## What is expected
Please give the listing again, word for word, with nothing left out.

## Begin Stored rows

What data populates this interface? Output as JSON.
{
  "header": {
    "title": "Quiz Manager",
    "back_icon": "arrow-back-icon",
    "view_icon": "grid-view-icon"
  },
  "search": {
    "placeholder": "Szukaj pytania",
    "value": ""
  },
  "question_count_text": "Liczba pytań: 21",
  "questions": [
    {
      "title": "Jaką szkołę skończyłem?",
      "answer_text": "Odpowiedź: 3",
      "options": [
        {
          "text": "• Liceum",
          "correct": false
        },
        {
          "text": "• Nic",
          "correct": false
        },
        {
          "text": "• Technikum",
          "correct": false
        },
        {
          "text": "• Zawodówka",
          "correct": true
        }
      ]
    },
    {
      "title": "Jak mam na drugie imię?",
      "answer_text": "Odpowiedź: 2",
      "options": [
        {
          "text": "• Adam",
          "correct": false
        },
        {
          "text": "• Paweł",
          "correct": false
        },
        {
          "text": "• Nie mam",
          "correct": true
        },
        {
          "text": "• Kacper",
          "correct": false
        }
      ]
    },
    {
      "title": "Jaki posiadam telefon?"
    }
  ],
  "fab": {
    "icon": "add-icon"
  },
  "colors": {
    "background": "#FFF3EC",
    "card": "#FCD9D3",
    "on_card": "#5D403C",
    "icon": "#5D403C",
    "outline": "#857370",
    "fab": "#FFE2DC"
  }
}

## End Stored rows

## Answer in full
What data populates this interface? Output as JSON.
{
  "header": {
    "title": "Quiz Manager",
    "back_icon": "arrow-back-icon",
    "view_icon": "grid-view-icon"
  },
  "search": {
    "placeholder": "Szukaj pytania",
    "value": ""
  },
  "question_count_text": "Liczba pytań: 21",
  "questions": [
    {
      "title": "Jaką szkołę skończyłem?",
      "answer_text": "Odpowiedź: 3",
      "options": [
        {
          "text": "• Liceum",
          "correct": false
        },
        {
          "text": "• Nic",
          "correct": false
        },
        {
          "text": "• Technikum",
          "correct": false
        },
        {
          "text": "• Zawodówka",
          "correct": true
        }
      ]
    },
    {
      "title": "Jak mam na drugie imię?",
      "answer_text": "Odpowiedź: 2",
      "options": [
        {
          "text": "• Adam",
          "correct": false
        },
        {
          "text": "• Paweł",
          "correct": false
        },
        {
          "text": "• Nie mam",
          "correct": true
        },
        {
          "text": "• Kacper",
          "correct": false
        }
      ]
    },
    {
      "title": "Jaki posiadam telefon?"
    }
  ],
  "fab": {
    "icon": "add-icon"
  },
  "colors": {
    "background": "#FFF3EC",
    "card": "#FCD9D3",
    "on_card": "#5D403C",
    "icon": "#5D403C",
    "outline": "#857370",
    "fab": "#FFE2DC"
  }
}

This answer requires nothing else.